**The task:**
Retype the records exactly, everything from the line containing "Where is each" down to the line containing "- item4-heading: ４．信託銀行: [101, 606, 161, 617]", both included, and leave the pictures out of your answer.

**Entries supplied:**
** BEGIN **

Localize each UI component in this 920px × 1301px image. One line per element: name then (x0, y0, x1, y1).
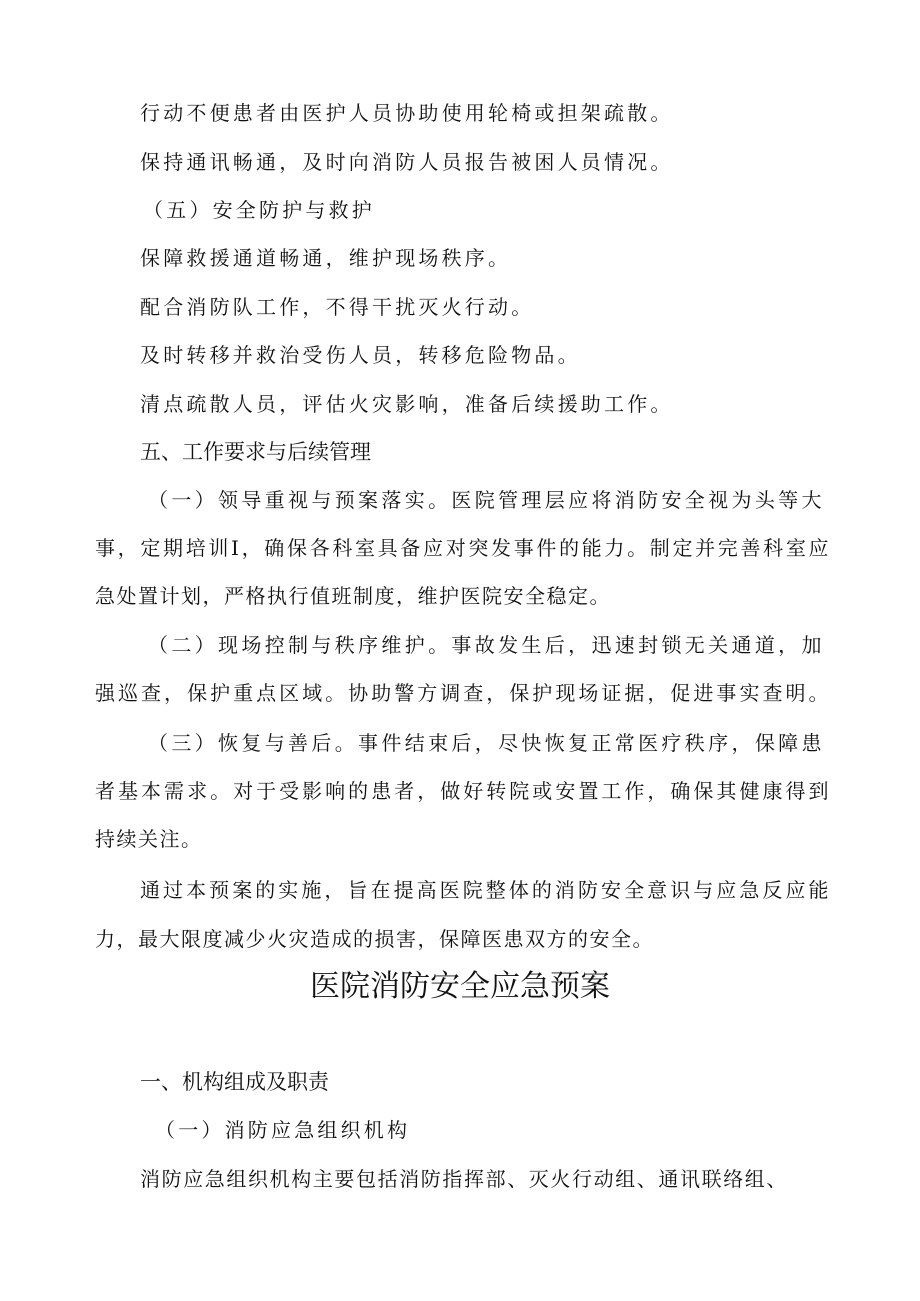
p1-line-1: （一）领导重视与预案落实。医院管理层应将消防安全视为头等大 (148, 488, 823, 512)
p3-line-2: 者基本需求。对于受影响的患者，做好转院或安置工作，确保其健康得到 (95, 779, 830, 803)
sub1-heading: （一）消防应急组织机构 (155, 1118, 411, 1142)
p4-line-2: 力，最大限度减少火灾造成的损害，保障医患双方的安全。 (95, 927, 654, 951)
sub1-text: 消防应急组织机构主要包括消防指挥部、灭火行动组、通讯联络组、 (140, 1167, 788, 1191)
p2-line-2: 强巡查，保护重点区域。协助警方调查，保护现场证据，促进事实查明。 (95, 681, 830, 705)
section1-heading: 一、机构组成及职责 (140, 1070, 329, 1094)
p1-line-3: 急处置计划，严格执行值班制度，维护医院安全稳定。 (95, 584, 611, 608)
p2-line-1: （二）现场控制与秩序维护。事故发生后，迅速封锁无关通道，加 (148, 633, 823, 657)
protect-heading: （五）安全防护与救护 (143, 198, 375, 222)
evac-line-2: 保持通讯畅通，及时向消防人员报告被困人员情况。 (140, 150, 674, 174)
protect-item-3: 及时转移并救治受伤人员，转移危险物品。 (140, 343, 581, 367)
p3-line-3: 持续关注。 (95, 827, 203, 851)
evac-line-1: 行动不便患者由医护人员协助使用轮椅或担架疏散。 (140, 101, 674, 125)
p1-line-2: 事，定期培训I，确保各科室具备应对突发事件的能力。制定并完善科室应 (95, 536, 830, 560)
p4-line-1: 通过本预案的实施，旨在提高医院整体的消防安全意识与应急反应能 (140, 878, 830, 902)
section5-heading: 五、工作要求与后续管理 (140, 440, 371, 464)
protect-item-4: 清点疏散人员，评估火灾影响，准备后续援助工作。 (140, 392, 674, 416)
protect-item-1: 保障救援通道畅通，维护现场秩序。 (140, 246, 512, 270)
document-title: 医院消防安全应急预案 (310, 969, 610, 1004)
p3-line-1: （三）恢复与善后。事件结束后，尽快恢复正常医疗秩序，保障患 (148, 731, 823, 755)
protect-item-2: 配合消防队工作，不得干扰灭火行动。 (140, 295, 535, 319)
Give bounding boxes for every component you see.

** END **
** BEGIN **

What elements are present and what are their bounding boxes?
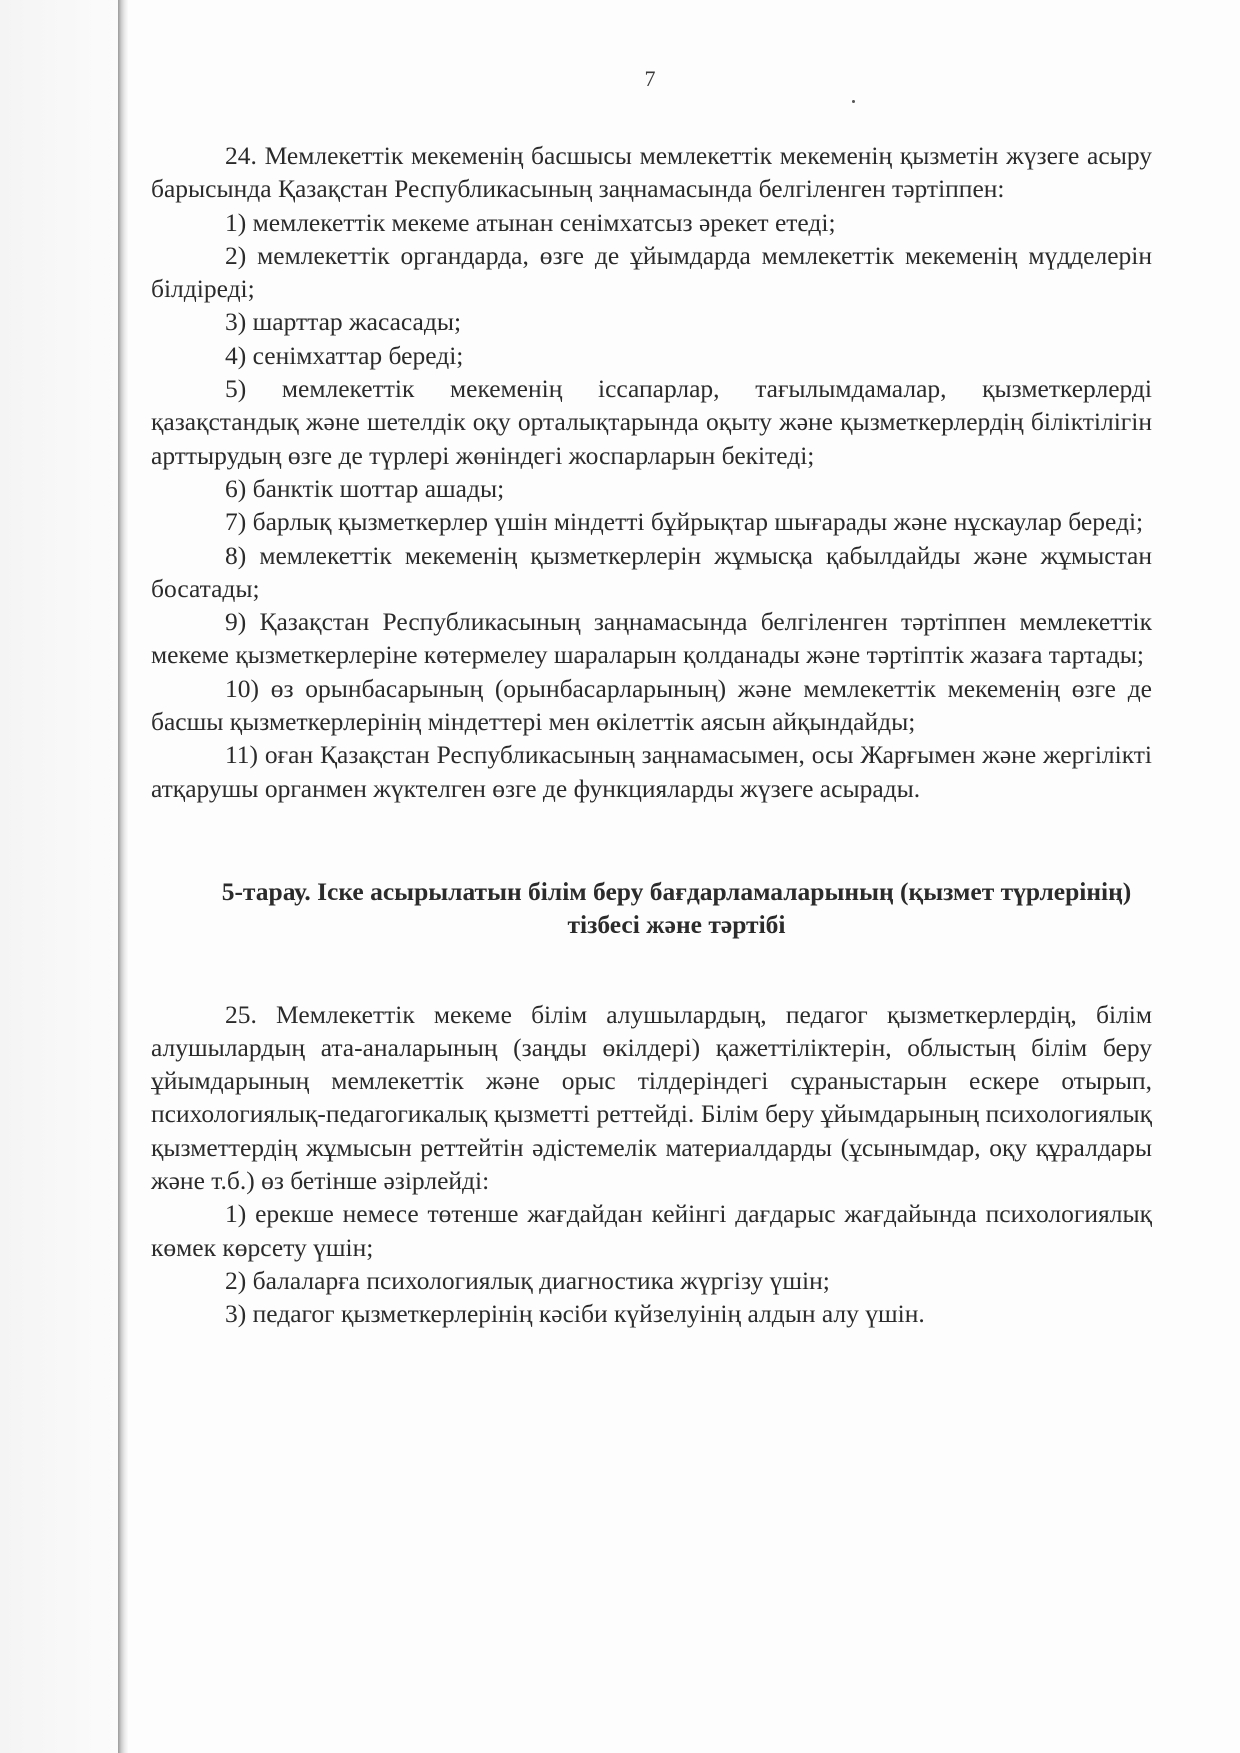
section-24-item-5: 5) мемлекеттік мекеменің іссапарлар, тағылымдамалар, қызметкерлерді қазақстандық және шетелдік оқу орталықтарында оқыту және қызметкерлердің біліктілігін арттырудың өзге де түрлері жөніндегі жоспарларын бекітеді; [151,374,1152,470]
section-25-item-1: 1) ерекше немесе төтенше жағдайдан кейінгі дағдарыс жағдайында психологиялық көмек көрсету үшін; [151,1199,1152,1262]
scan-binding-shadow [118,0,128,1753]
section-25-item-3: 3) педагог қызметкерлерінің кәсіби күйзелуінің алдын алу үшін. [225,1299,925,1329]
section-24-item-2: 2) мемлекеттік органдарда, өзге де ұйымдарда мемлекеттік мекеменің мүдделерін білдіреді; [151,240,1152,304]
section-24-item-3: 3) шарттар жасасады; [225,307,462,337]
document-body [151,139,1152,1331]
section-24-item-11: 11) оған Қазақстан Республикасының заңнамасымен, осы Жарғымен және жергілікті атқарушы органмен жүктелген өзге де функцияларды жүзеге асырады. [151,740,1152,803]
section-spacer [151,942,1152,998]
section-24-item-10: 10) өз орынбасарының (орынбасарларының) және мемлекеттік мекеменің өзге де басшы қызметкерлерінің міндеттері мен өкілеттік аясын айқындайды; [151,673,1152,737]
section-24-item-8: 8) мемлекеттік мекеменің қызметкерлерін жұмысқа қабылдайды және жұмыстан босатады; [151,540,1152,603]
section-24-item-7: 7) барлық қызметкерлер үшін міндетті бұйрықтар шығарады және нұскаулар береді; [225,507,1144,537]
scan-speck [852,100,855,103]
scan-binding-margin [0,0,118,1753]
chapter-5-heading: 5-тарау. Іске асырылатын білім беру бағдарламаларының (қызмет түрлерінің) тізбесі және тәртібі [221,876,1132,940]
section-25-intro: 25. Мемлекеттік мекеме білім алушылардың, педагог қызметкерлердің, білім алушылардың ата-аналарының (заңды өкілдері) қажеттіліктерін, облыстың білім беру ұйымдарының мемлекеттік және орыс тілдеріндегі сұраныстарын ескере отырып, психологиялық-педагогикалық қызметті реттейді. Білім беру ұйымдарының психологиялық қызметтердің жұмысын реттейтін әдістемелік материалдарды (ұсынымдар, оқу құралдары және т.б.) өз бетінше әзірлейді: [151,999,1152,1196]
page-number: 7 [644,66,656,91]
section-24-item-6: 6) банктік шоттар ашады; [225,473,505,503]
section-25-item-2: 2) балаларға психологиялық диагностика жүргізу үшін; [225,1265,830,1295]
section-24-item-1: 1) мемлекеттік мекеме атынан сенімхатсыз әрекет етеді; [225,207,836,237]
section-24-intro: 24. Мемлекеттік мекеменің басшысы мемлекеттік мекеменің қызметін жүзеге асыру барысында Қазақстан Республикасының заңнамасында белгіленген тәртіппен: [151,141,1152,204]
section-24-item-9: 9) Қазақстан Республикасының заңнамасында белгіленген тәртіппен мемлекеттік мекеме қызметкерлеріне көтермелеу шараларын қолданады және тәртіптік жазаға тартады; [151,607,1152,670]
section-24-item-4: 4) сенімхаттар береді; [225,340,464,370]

** END **
** BEGIN **

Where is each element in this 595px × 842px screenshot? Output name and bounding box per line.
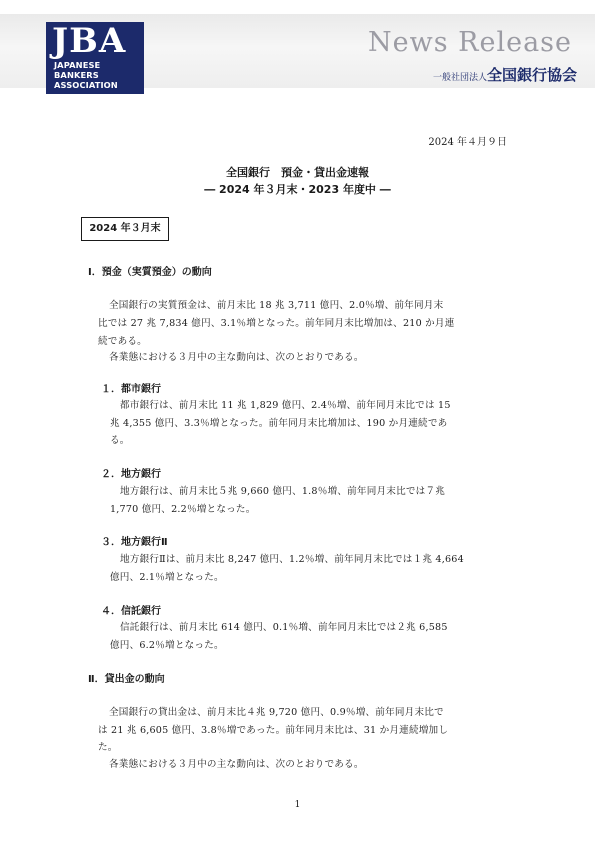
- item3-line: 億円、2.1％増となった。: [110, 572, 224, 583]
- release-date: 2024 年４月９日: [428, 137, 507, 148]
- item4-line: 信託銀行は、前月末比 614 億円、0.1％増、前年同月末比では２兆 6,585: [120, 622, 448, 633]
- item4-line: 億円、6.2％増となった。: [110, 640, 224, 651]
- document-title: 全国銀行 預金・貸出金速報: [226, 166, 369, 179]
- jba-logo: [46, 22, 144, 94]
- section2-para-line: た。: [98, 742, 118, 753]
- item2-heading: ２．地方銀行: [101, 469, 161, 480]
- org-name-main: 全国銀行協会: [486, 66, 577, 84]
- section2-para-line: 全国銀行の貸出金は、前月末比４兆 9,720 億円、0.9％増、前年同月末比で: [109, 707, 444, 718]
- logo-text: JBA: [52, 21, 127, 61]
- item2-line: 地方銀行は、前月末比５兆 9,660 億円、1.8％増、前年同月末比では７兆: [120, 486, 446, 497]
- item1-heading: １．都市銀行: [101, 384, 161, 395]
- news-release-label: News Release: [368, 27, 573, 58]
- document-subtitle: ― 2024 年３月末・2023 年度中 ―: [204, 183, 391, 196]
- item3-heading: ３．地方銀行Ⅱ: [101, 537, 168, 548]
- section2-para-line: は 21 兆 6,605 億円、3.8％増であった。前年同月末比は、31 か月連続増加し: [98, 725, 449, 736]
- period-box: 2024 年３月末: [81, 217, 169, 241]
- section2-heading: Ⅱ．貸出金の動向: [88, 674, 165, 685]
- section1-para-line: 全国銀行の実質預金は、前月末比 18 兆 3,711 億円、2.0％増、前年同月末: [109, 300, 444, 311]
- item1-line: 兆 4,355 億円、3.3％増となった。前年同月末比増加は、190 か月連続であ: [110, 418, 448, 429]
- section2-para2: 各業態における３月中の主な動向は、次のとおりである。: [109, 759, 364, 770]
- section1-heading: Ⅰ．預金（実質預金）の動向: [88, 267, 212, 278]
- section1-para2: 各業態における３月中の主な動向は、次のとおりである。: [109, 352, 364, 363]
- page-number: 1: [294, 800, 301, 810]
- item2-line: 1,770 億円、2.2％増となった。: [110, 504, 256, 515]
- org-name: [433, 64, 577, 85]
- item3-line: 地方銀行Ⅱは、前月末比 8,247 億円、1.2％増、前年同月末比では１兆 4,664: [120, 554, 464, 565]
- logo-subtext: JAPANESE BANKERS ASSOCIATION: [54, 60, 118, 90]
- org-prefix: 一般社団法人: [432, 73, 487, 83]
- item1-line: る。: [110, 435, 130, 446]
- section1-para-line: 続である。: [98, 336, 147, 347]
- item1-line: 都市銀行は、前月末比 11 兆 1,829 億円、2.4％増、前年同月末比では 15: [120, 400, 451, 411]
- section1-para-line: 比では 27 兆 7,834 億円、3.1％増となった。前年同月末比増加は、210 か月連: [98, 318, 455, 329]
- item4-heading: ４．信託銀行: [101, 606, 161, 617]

** END **

**Answer for the task:**
Where is each element in this 595px × 842px screenshot? Output name and bounding box per line.
- item3-line: 億円、2.1％増となった。: [110, 572, 224, 583]
- release-date: 2024 年４月９日: [428, 137, 507, 148]
- item4-line: 信託銀行は、前月末比 614 億円、0.1％増、前年同月末比では２兆 6,585: [120, 622, 448, 633]
- item4-line: 億円、6.2％増となった。: [110, 640, 224, 651]
- document-title: 全国銀行 預金・貸出金速報: [226, 166, 369, 179]
- jba-logo: [46, 22, 144, 94]
- section2-para-line: た。: [98, 742, 118, 753]
- item2-heading: ２．地方銀行: [101, 469, 161, 480]
- org-name-main: 全国銀行協会: [486, 66, 577, 84]
- section2-para-line: 全国銀行の貸出金は、前月末比４兆 9,720 億円、0.9％増、前年同月末比で: [109, 707, 444, 718]
- logo-text: JBA: [52, 21, 127, 61]
- item2-line: 地方銀行は、前月末比５兆 9,660 億円、1.8％増、前年同月末比では７兆: [120, 486, 446, 497]
- item1-heading: １．都市銀行: [101, 384, 161, 395]
- news-release-label: News Release: [368, 27, 573, 58]
- document-subtitle: ― 2024 年３月末・2023 年度中 ―: [204, 183, 391, 196]
- item3-heading: ３．地方銀行Ⅱ: [101, 537, 168, 548]
- section2-para-line: は 21 兆 6,605 億円、3.8％増であった。前年同月末比は、31 か月連続増加し: [98, 725, 449, 736]
- period-box: 2024 年３月末: [81, 217, 169, 241]
- section2-heading: Ⅱ．貸出金の動向: [88, 674, 165, 685]
- section1-para-line: 全国銀行の実質預金は、前月末比 18 兆 3,711 億円、2.0％増、前年同月末: [109, 300, 444, 311]
- item1-line: 兆 4,355 億円、3.3％増となった。前年同月末比増加は、190 か月連続であ: [110, 418, 448, 429]
- section2-para2: 各業態における３月中の主な動向は、次のとおりである。: [109, 759, 364, 770]
- section1-heading: Ⅰ．預金（実質預金）の動向: [88, 267, 212, 278]
- section1-para2: 各業態における３月中の主な動向は、次のとおりである。: [109, 352, 364, 363]
- page-number: 1: [294, 800, 301, 810]
- item2-line: 1,770 億円、2.2％増となった。: [110, 504, 256, 515]
- org-name: [433, 64, 577, 85]
- item3-line: 地方銀行Ⅱは、前月末比 8,247 億円、1.2％増、前年同月末比では１兆 4,664: [120, 554, 464, 565]
- logo-subtext: JAPANESE BANKERS ASSOCIATION: [54, 60, 118, 90]
- org-prefix: 一般社団法人: [432, 73, 487, 83]
- item1-line: る。: [110, 435, 130, 446]
- section1-para-line: 続である。: [98, 336, 147, 347]
- item1-line: 都市銀行は、前月末比 11 兆 1,829 億円、2.4％増、前年同月末比では 15: [120, 400, 451, 411]
- section1-para-line: 比では 27 兆 7,834 億円、3.1％増となった。前年同月末比増加は、210 か月連: [98, 318, 455, 329]
- item4-heading: ４．信託銀行: [101, 606, 161, 617]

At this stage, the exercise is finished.